*Directions for this task*
Extract all of the data and reproduce it precisely.

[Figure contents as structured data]
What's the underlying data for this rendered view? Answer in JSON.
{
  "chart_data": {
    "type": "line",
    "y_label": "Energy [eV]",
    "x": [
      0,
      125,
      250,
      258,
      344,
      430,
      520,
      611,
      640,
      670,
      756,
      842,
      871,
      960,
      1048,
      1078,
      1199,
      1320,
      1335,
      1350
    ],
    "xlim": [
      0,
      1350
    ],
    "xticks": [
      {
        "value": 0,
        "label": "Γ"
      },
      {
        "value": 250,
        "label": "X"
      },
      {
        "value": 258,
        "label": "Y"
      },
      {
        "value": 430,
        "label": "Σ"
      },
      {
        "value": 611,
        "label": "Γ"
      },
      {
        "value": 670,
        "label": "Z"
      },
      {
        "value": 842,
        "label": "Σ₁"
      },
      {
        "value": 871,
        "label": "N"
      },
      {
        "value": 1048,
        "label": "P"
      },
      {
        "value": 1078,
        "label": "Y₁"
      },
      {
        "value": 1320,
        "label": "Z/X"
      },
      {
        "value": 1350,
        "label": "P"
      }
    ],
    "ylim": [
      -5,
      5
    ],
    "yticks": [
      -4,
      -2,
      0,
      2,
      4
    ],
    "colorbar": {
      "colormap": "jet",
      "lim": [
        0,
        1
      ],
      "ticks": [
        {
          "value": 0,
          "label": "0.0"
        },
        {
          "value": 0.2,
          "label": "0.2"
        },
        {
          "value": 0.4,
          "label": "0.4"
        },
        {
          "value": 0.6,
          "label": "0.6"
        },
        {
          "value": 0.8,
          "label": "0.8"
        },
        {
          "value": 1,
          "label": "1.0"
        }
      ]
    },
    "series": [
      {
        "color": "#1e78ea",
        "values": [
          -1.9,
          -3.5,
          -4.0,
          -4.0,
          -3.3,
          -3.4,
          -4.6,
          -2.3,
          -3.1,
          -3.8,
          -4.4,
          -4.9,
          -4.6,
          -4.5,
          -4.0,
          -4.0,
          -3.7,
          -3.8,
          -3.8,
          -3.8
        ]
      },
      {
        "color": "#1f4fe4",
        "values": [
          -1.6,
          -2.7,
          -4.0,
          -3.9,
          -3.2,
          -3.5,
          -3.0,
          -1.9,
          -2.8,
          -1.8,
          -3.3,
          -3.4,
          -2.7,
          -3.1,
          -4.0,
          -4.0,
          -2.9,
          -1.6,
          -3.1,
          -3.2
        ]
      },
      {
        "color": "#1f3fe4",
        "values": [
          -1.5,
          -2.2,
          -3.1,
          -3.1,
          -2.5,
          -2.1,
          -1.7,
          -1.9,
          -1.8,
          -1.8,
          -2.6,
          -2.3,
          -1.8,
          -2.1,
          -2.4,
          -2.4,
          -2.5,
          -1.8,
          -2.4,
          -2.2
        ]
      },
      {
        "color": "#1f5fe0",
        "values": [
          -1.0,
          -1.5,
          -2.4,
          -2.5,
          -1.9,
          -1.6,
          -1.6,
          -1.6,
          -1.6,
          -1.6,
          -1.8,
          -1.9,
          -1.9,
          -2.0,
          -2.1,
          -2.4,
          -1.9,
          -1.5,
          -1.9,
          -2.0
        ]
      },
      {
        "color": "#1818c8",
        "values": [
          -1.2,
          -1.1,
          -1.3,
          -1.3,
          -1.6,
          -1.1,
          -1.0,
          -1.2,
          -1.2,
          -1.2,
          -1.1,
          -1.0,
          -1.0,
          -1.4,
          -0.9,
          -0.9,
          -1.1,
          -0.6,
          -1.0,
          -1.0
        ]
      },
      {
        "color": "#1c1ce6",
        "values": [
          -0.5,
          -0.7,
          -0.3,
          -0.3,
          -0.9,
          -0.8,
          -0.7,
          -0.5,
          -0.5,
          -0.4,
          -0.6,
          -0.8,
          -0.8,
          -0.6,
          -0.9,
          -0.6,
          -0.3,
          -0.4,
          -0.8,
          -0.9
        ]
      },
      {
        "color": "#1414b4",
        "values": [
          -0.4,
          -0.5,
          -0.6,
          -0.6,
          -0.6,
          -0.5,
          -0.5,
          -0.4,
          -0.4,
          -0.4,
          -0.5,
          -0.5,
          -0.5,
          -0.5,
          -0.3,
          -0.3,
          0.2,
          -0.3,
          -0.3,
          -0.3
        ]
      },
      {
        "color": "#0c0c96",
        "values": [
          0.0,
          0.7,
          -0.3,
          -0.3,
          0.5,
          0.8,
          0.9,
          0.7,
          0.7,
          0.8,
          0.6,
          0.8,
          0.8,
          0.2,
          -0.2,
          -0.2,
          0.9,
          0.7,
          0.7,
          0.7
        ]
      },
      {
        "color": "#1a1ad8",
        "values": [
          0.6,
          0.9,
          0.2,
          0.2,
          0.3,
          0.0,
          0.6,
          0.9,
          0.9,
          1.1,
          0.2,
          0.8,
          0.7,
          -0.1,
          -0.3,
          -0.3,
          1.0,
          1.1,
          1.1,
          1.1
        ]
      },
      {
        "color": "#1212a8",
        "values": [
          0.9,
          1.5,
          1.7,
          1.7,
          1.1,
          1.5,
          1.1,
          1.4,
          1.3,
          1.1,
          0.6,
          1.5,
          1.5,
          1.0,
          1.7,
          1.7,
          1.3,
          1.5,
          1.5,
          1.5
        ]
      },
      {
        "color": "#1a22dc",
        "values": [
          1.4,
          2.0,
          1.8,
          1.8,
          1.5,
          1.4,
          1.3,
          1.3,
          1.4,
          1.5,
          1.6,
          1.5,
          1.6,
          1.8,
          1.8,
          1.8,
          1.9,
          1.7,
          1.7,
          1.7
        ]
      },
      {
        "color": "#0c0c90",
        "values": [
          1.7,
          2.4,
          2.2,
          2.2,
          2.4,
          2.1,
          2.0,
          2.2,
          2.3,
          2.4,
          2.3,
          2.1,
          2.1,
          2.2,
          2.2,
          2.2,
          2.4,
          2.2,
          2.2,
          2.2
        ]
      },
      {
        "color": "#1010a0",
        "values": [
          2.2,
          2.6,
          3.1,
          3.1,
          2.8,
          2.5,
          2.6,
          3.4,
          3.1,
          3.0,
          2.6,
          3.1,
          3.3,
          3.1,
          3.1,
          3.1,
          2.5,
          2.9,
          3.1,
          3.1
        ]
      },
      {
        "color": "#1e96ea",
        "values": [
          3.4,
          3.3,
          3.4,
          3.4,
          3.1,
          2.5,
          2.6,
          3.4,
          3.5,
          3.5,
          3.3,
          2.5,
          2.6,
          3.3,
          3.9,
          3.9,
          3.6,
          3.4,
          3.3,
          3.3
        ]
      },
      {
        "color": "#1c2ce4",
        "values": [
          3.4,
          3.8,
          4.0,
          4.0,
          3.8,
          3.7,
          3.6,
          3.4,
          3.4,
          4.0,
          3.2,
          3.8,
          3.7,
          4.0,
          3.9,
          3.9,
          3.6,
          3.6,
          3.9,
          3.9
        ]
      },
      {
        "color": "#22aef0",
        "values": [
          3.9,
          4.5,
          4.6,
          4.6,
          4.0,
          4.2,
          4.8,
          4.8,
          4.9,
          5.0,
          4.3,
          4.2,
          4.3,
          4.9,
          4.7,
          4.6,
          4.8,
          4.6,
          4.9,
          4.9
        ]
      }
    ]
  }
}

*The output*
What's the underlying data for this rendered view? Answer in JSON.
{
  "chart_data": {
    "type": "line",
    "y_label": "Energy [eV]",
    "x": [
      0,
      125,
      250,
      258,
      344,
      430,
      520,
      611,
      640,
      670,
      756,
      842,
      871,
      960,
      1048,
      1078,
      1199,
      1320,
      1335,
      1350
    ],
    "xlim": [
      0,
      1350
    ],
    "xticks": [
      {
        "value": 0,
        "label": "Γ"
      },
      {
        "value": 250,
        "label": "X"
      },
      {
        "value": 258,
        "label": "Y"
      },
      {
        "value": 430,
        "label": "Σ"
      },
      {
        "value": 611,
        "label": "Γ"
      },
      {
        "value": 670,
        "label": "Z"
      },
      {
        "value": 842,
        "label": "Σ₁"
      },
      {
        "value": 871,
        "label": "N"
      },
      {
        "value": 1048,
        "label": "P"
      },
      {
        "value": 1078,
        "label": "Y₁"
      },
      {
        "value": 1320,
        "label": "Z/X"
      },
      {
        "value": 1350,
        "label": "P"
      }
    ],
    "ylim": [
      -5,
      5
    ],
    "yticks": [
      -4,
      -2,
      0,
      2,
      4
    ],
    "colorbar": {
      "colormap": "jet",
      "lim": [
        0,
        1
      ],
      "ticks": [
        {
          "value": 0,
          "label": "0.0"
        },
        {
          "value": 0.2,
          "label": "0.2"
        },
        {
          "value": 0.4,
          "label": "0.4"
        },
        {
          "value": 0.6,
          "label": "0.6"
        },
        {
          "value": 0.8,
          "label": "0.8"
        },
        {
          "value": 1,
          "label": "1.0"
        }
      ]
    },
    "series": [
      {
        "color": "#1e78ea",
        "values": [
          -1.9,
          -3.5,
          -4.0,
          -4.0,
          -3.3,
          -3.4,
          -4.6,
          -2.3,
          -3.1,
          -3.8,
          -4.4,
          -4.9,
          -4.6,
          -4.5,
          -4.0,
          -4.0,
          -3.7,
          -3.8,
          -3.8,
          -3.8
        ]
      },
      {
        "color": "#1f4fe4",
        "values": [
          -1.6,
          -2.7,
          -4.0,
          -3.9,
          -3.2,
          -3.5,
          -3.0,
          -1.9,
          -2.8,
          -1.8,
          -3.3,
          -3.4,
          -2.7,
          -3.1,
          -4.0,
          -4.0,
          -2.9,
          -1.6,
          -3.1,
          -3.2
        ]
      },
      {
        "color": "#1f3fe4",
        "values": [
          -1.5,
          -2.2,
          -3.1,
          -3.1,
          -2.5,
          -2.1,
          -1.7,
          -1.9,
          -1.8,
          -1.8,
          -2.6,
          -2.3,
          -1.8,
          -2.1,
          -2.4,
          -2.4,
          -2.5,
          -1.8,
          -2.4,
          -2.2
        ]
      },
      {
        "color": "#1f5fe0",
        "values": [
          -1.0,
          -1.5,
          -2.4,
          -2.5,
          -1.9,
          -1.6,
          -1.6,
          -1.6,
          -1.6,
          -1.6,
          -1.8,
          -1.9,
          -1.9,
          -2.0,
          -2.1,
          -2.4,
          -1.9,
          -1.5,
          -1.9,
          -2.0
        ]
      },
      {
        "color": "#1818c8",
        "values": [
          -1.2,
          -1.1,
          -1.3,
          -1.3,
          -1.6,
          -1.1,
          -1.0,
          -1.2,
          -1.2,
          -1.2,
          -1.1,
          -1.0,
          -1.0,
          -1.4,
          -0.9,
          -0.9,
          -1.1,
          -0.6,
          -1.0,
          -1.0
        ]
      },
      {
        "color": "#1c1ce6",
        "values": [
          -0.5,
          -0.7,
          -0.3,
          -0.3,
          -0.9,
          -0.8,
          -0.7,
          -0.5,
          -0.5,
          -0.4,
          -0.6,
          -0.8,
          -0.8,
          -0.6,
          -0.9,
          -0.6,
          -0.3,
          -0.4,
          -0.8,
          -0.9
        ]
      },
      {
        "color": "#1414b4",
        "values": [
          -0.4,
          -0.5,
          -0.6,
          -0.6,
          -0.6,
          -0.5,
          -0.5,
          -0.4,
          -0.4,
          -0.4,
          -0.5,
          -0.5,
          -0.5,
          -0.5,
          -0.3,
          -0.3,
          0.2,
          -0.3,
          -0.3,
          -0.3
        ]
      },
      {
        "color": "#0c0c96",
        "values": [
          0.0,
          0.7,
          -0.3,
          -0.3,
          0.5,
          0.8,
          0.9,
          0.7,
          0.7,
          0.8,
          0.6,
          0.8,
          0.8,
          0.2,
          -0.2,
          -0.2,
          0.9,
          0.7,
          0.7,
          0.7
        ]
      },
      {
        "color": "#1a1ad8",
        "values": [
          0.6,
          0.9,
          0.2,
          0.2,
          0.3,
          0.0,
          0.6,
          0.9,
          0.9,
          1.1,
          0.2,
          0.8,
          0.7,
          -0.1,
          -0.3,
          -0.3,
          1.0,
          1.1,
          1.1,
          1.1
        ]
      },
      {
        "color": "#1212a8",
        "values": [
          0.9,
          1.5,
          1.7,
          1.7,
          1.1,
          1.5,
          1.1,
          1.4,
          1.3,
          1.1,
          0.6,
          1.5,
          1.5,
          1.0,
          1.7,
          1.7,
          1.3,
          1.5,
          1.5,
          1.5
        ]
      },
      {
        "color": "#1a22dc",
        "values": [
          1.4,
          2.0,
          1.8,
          1.8,
          1.5,
          1.4,
          1.3,
          1.3,
          1.4,
          1.5,
          1.6,
          1.5,
          1.6,
          1.8,
          1.8,
          1.8,
          1.9,
          1.7,
          1.7,
          1.7
        ]
      },
      {
        "color": "#0c0c90",
        "values": [
          1.7,
          2.4,
          2.2,
          2.2,
          2.4,
          2.1,
          2.0,
          2.2,
          2.3,
          2.4,
          2.3,
          2.1,
          2.1,
          2.2,
          2.2,
          2.2,
          2.4,
          2.2,
          2.2,
          2.2
        ]
      },
      {
        "color": "#1010a0",
        "values": [
          2.2,
          2.6,
          3.1,
          3.1,
          2.8,
          2.5,
          2.6,
          3.4,
          3.1,
          3.0,
          2.6,
          3.1,
          3.3,
          3.1,
          3.1,
          3.1,
          2.5,
          2.9,
          3.1,
          3.1
        ]
      },
      {
        "color": "#1e96ea",
        "values": [
          3.4,
          3.3,
          3.4,
          3.4,
          3.1,
          2.5,
          2.6,
          3.4,
          3.5,
          3.5,
          3.3,
          2.5,
          2.6,
          3.3,
          3.9,
          3.9,
          3.6,
          3.4,
          3.3,
          3.3
        ]
      },
      {
        "color": "#1c2ce4",
        "values": [
          3.4,
          3.8,
          4.0,
          4.0,
          3.8,
          3.7,
          3.6,
          3.4,
          3.4,
          4.0,
          3.2,
          3.8,
          3.7,
          4.0,
          3.9,
          3.9,
          3.6,
          3.6,
          3.9,
          3.9
        ]
      },
      {
        "color": "#22aef0",
        "values": [
          3.9,
          4.5,
          4.6,
          4.6,
          4.0,
          4.2,
          4.8,
          4.8,
          4.9,
          5.0,
          4.3,
          4.2,
          4.3,
          4.9,
          4.7,
          4.6,
          4.8,
          4.6,
          4.9,
          4.9
        ]
      }
    ]
  }
}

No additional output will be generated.